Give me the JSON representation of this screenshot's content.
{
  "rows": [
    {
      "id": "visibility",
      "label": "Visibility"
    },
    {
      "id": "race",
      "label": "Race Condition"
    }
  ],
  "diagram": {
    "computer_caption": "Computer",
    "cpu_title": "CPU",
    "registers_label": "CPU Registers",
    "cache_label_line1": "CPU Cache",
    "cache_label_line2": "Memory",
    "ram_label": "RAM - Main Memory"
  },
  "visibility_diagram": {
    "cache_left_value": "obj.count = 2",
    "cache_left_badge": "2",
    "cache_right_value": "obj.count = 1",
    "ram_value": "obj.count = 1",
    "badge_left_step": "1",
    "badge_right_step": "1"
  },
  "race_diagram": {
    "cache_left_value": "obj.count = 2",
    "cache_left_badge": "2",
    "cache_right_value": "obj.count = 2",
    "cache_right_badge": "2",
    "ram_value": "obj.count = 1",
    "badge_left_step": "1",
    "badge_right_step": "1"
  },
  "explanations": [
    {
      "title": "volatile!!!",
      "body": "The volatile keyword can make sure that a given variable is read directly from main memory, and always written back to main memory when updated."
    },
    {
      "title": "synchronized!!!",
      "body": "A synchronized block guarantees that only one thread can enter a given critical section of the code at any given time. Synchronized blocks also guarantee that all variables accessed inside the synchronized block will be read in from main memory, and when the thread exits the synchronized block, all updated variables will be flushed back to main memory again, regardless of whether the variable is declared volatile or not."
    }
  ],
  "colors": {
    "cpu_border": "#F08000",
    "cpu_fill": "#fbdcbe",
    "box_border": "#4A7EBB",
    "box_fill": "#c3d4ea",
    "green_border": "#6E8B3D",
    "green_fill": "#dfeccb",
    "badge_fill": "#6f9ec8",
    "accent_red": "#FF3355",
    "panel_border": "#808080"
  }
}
※ ※ ※
**INSTRUCTIONS FOR THE TASK**
From the records above, pick out and copy each line holding the word "synchronized".

**ANSWER FOR THIS EXERCISE**
      "title": "synchronized!!!",
      "body": "A synchronized block guarantees that only one thread can enter a given critical section of the code at any given time. Synchronized blocks also guarantee that all variables accessed inside the synchronized block will be read in from main memory, and when the thread exits the synchronized block, all updated variables will be flushed back to main memory again, regardless of whether the variable is declared volatile or not."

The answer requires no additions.